In the data, extract each line that holds the string "Brasilien".

▶ Data to process:
- - - - - - -

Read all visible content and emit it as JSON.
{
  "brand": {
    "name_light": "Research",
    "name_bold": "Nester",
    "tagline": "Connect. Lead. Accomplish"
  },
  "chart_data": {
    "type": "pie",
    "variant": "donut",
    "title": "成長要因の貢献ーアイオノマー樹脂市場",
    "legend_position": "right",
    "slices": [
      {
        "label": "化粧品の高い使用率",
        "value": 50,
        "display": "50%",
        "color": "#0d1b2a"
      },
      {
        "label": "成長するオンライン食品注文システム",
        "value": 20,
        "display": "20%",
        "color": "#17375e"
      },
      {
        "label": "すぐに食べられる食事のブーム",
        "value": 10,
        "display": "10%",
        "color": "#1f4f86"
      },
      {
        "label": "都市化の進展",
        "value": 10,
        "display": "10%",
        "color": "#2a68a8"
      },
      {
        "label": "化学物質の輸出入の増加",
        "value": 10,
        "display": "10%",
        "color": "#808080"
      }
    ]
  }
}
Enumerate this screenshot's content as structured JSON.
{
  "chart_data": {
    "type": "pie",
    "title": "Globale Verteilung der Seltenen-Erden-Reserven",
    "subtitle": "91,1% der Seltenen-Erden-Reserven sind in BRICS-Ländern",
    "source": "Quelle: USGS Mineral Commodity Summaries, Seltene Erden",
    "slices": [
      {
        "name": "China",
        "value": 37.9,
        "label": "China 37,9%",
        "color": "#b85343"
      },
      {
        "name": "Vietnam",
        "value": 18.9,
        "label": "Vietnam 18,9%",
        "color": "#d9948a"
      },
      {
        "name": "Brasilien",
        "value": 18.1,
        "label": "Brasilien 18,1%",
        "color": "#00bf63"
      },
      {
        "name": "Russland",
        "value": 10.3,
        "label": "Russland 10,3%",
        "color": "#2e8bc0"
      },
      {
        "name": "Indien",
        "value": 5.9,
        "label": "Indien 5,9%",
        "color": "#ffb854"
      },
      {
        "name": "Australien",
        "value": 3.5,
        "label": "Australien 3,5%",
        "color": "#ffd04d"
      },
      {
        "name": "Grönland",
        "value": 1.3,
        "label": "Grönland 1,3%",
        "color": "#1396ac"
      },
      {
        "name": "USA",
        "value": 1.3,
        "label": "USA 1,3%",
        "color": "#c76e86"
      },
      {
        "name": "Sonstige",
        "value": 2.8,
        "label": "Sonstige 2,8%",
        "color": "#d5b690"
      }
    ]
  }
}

- - - - - - -

▶ Full solution:
        "name": "Brasilien",
        "label": "Brasilien 18,1%",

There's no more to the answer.